**WRITTEN TASK:**
Count each line below that has "text" anywhere in it. Answer with the total alone.

**SUPPLIED DATA:**
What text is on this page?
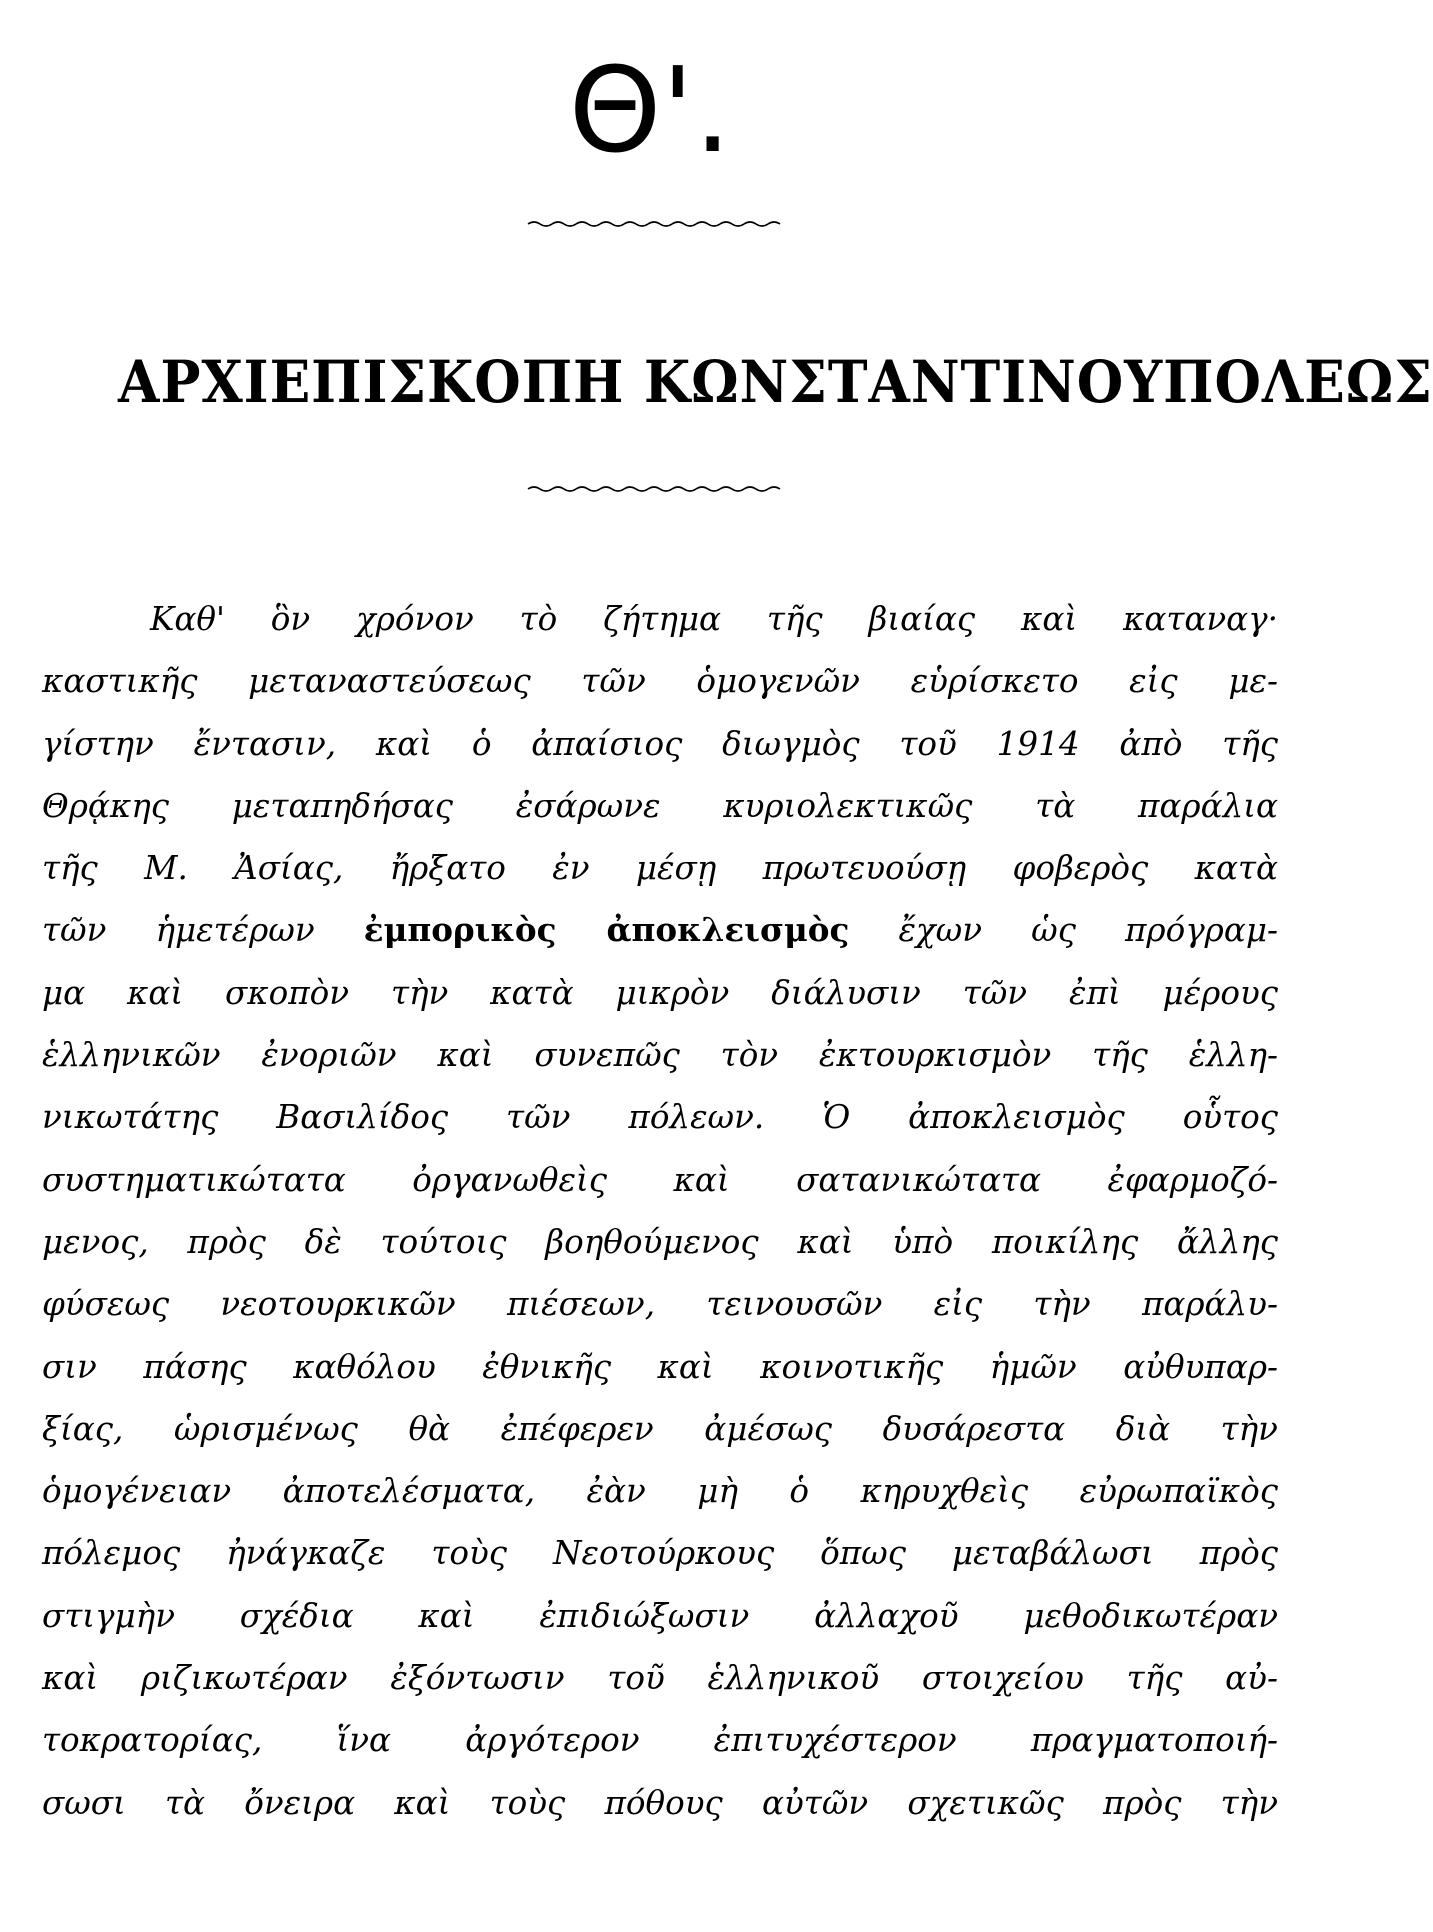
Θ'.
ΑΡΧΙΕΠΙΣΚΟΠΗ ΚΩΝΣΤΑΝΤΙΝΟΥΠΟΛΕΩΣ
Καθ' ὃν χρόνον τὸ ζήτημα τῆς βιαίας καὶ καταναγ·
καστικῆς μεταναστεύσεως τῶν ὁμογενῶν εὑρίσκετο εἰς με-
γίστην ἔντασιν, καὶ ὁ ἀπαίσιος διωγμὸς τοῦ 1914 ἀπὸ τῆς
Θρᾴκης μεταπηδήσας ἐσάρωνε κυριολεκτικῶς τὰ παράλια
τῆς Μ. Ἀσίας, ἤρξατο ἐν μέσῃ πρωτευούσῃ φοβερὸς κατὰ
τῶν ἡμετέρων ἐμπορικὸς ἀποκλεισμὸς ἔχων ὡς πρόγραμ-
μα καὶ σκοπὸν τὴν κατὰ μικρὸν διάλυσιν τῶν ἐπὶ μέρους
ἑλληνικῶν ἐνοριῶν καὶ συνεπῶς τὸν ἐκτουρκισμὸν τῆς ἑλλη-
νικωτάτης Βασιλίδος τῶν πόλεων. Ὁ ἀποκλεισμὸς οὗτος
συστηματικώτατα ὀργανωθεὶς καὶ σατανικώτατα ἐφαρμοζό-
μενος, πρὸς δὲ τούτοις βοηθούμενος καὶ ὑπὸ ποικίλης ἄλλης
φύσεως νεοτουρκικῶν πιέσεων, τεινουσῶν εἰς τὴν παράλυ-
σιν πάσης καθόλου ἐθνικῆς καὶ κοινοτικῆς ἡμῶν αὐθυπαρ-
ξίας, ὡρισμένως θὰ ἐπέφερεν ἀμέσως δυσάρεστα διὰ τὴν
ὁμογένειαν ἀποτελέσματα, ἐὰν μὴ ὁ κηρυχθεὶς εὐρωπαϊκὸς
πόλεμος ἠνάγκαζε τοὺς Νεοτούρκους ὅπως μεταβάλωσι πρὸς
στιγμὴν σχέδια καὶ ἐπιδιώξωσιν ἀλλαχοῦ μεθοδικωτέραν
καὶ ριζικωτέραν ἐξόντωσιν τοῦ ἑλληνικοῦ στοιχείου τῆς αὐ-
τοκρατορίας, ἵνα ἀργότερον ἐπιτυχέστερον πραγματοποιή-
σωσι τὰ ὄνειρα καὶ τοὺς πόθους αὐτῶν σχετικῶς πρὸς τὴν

==

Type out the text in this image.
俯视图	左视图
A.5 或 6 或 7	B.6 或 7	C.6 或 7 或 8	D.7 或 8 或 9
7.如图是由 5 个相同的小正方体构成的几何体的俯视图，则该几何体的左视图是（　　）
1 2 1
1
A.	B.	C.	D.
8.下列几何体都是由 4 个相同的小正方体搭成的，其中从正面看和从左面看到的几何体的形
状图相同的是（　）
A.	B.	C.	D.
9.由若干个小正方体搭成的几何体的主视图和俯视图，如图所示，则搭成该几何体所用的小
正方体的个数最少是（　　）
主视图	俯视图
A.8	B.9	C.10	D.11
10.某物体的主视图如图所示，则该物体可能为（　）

==

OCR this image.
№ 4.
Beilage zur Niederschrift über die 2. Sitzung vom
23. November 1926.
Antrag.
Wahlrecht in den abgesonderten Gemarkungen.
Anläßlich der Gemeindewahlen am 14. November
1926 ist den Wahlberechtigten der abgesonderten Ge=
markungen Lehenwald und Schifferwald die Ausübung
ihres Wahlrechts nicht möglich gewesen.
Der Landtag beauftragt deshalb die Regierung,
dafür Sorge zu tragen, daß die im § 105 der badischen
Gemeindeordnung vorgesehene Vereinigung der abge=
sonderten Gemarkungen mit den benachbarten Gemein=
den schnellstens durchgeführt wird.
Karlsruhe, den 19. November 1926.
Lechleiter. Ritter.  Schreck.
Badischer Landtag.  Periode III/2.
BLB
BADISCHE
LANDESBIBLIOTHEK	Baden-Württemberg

**SOLUTION:**
2